**INSTRUCTIONS FOR THE TASK:**
Locate every line in the material below that has the word "broad". Copy each of those lines.

**MATERIAL FOR THE TASK:**

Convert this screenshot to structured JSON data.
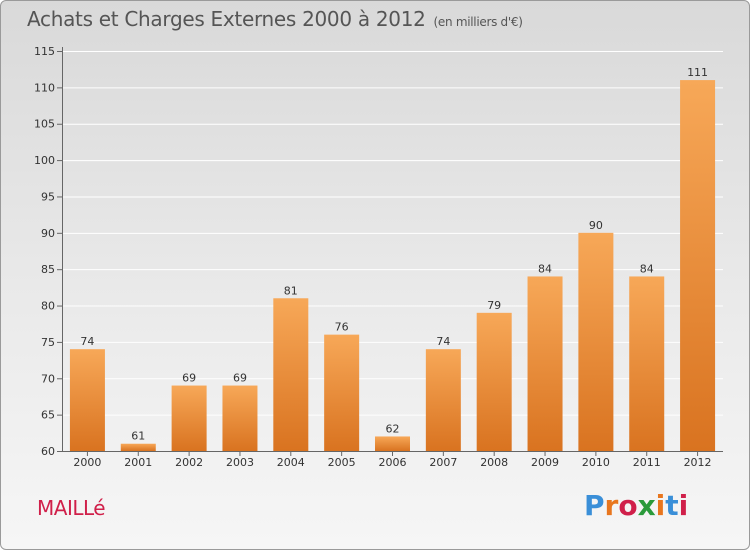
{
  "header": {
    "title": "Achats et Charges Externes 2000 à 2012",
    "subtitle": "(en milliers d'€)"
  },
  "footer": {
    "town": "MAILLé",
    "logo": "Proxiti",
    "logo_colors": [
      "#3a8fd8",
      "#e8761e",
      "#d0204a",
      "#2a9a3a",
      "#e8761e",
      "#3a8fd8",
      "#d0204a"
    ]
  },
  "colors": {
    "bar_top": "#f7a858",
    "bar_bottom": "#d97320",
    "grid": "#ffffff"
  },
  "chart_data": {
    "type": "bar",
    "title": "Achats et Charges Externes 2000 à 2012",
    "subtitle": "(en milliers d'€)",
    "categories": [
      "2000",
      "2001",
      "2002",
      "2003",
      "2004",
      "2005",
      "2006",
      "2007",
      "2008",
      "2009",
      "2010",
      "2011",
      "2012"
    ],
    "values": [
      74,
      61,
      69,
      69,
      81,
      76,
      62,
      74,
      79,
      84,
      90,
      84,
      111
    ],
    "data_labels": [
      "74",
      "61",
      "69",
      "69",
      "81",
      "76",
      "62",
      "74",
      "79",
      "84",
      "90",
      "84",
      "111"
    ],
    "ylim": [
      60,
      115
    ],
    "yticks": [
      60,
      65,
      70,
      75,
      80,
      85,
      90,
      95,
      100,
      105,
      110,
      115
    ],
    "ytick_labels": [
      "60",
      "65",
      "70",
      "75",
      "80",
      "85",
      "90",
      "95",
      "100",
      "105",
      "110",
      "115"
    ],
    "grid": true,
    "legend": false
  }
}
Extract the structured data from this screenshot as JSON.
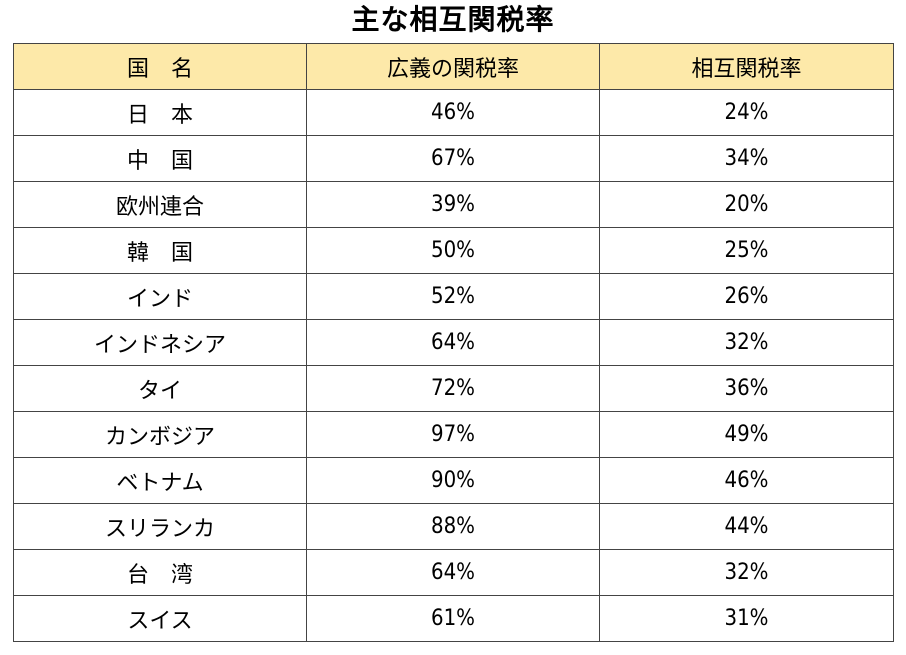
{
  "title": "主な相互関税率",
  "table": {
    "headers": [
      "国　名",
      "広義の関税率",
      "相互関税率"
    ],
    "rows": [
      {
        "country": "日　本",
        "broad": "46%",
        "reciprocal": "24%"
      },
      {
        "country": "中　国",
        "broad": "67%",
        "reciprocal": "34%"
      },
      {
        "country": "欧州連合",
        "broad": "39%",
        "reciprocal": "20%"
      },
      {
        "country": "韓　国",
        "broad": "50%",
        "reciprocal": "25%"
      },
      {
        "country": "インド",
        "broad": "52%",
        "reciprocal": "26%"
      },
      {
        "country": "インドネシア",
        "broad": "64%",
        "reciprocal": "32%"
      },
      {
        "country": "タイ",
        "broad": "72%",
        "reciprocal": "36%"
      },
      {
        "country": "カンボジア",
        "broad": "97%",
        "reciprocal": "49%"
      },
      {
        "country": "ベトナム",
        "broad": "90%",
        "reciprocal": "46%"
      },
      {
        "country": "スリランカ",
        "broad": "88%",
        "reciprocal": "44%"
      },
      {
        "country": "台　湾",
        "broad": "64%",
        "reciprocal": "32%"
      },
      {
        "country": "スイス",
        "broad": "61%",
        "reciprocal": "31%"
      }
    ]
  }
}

**FULL SOLUTION:**
        "broad": "46%",
        "broad": "67%",
        "broad": "39%",
        "broad": "50%",
        "broad": "52%",
        "broad": "64%",
        "broad": "72%",
        "broad": "97%",
        "broad": "90%",
        "broad": "88%",
        "broad": "64%",
        "broad": "61%",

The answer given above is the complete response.